Locate the word "pron" in the entries below, then gather every line that holds it.

================

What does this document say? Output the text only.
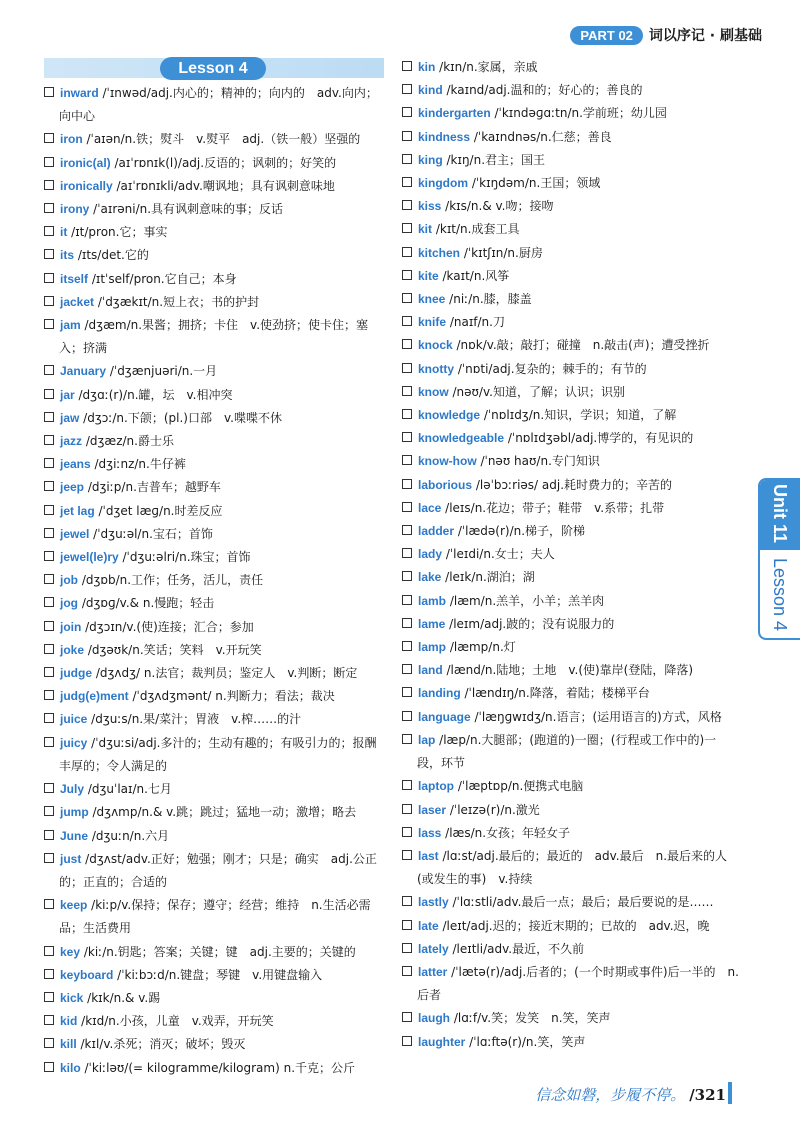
PART 02	词以序记 · 刷基础
Lesson 4
inward /ˈɪnwəd/adj.内心的；精神的；向内的　adv.向内；向中心
iron /ˈaɪən/n.铁；熨斗　v.熨平　adj.（铁一般）坚强的
ironic(al) /aɪˈrɒnɪk(l)/adj.反语的；讽刺的；好笑的
ironically /aɪˈrɒnɪkli/adv.嘲讽地；具有讽刺意味地
irony /ˈaɪrəni/n.具有讽刺意味的事；反话
it /ɪt/pron.它；事实
its /ɪts/det.它的
itself /ɪtˈself/pron.它自己；本身
jacket /ˈdʒækɪt/n.短上衣；书的护封
jam /dʒæm/n.果酱；拥挤；卡住　v.使劲挤；使卡住；塞入；挤满
January /ˈdʒænjuəri/n.一月
jar /dʒɑː(r)/n.罐，坛　v.相冲突
jaw /dʒɔː/n.下颌；(pl.)口部　v.喋喋不休
jazz /dʒæz/n.爵士乐
jeans /dʒiːnz/n.牛仔裤
jeep /dʒiːp/n.吉普车；越野车
jet lag /ˈdʒet læɡ/n.时差反应
jewel /ˈdʒuːəl/n.宝石；首饰
jewel(le)ry /ˈdʒuːəlri/n.珠宝；首饰
job /dʒɒb/n.工作；任务，活儿，责任
jog /dʒɒɡ/v.& n.慢跑；轻击
join /dʒɔɪn/v.(使)连接；汇合；参加
joke /dʒəʊk/n.笑话；笑料　v.开玩笑
judge /dʒʌdʒ/ n.法官；裁判员；鉴定人　v.判断；断定
judg(e)ment /ˈdʒʌdʒmənt/ n.判断力；看法；裁决
juice /dʒuːs/n.果/菜汁；胃液　v.榨……的汁
juicy /ˈdʒuːsi/adj.多汁的；生动有趣的；有吸引力的；报酬丰厚的；令人满足的
July /dʒuˈlaɪ/n.七月
jump /dʒʌmp/n.& v.跳；跳过；猛地一动；激增；略去
June /dʒuːn/n.六月
just /dʒʌst/adv.正好；勉强；刚才；只是；确实　adj.公正的；正直的；合适的
keep /kiːp/v.保持；保存；遵守；经营；维持　n.生活必需品；生活费用
key /kiː/n.钥匙；答案；关键；键　adj.主要的；关键的
keyboard /ˈkiːbɔːd/n.键盘；琴键　v.用键盘输入
kick /kɪk/n.& v.踢
kid /kɪd/n.小孩，儿童　v.戏弄，开玩笑
kill /kɪl/v.杀死；消灭；破坏；毁灭
kilo /ˈkiːləʊ/(= kilogramme/kilogram) n.千克；公斤
kin /kɪn/n.家属，亲戚
kind /kaɪnd/adj.温和的；好心的；善良的
kindergarten /ˈkɪndəɡɑːtn/n.学前班；幼儿园
kindness /ˈkaɪndnəs/n.仁慈；善良
king /kɪŋ/n.君主；国王
kingdom /ˈkɪŋdəm/n.王国；领域
kiss /kɪs/n.& v.吻；接吻
kit /kɪt/n.成套工具
kitchen /ˈkɪtʃɪn/n.厨房
kite /kaɪt/n.风筝
knee /niː/n.膝，膝盖
knife /naɪf/n.刀
knock /nɒk/v.敲；敲打；碰撞　n.敲击(声)；遭受挫折
knotty /ˈnɒti/adj.复杂的；棘手的；有节的
know /nəʊ/v.知道，了解；认识；识别
knowledge /ˈnɒlɪdʒ/n.知识，学识；知道，了解
knowledgeable /ˈnɒlɪdʒəbl/adj.博学的，有见识的
know-how /ˈnəʊ haʊ/n.专门知识
laborious /ləˈbɔːriəs/ adj.耗时费力的；辛苦的
lace /leɪs/n.花边；带子；鞋带　v.系带；扎带
ladder /ˈlædə(r)/n.梯子，阶梯
lady /ˈleɪdi/n.女士；夫人
lake /leɪk/n.湖泊；湖
lamb /læm/n.羔羊，小羊；羔羊肉
lame /leɪm/adj.跛的；没有说服力的
lamp /læmp/n.灯
land /lænd/n.陆地；土地　v.(使)靠岸(登陆，降落)
landing /ˈlændɪŋ/n.降落，着陆；楼梯平台
language /ˈlæŋɡwɪdʒ/n.语言；(运用语言的)方式，风格
lap /læp/n.大腿部；(跑道的)一圈；(行程或工作中的)一段，环节
laptop /ˈlæptɒp/n.便携式电脑
laser /ˈleɪzə(r)/n.激光
lass /læs/n.女孩；年轻女子
last /lɑːst/adj.最后的；最近的　adv.最后　n.最后来的人(或发生的事)　v.持续
lastly /ˈlɑːstli/adv.最后一点；最后；最后要说的是……
late /leɪt/adj.迟的；接近末期的；已故的　adv.迟，晚
lately /leɪtli/adv.最近，不久前
latter /ˈlætə(r)/adj.后者的；(一个时期或事件)后一半的　n.后者
laugh /lɑːf/v.笑；发笑　n.笑，笑声
laughter /ˈlɑːftə(r)/n.笑，笑声
Unit 11
Lesson 4
信念如磐，步履不停。 /321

================

Answer to this task:
it /ɪt/pron.它；事实
itself /ɪtˈself/pron.它自己；本身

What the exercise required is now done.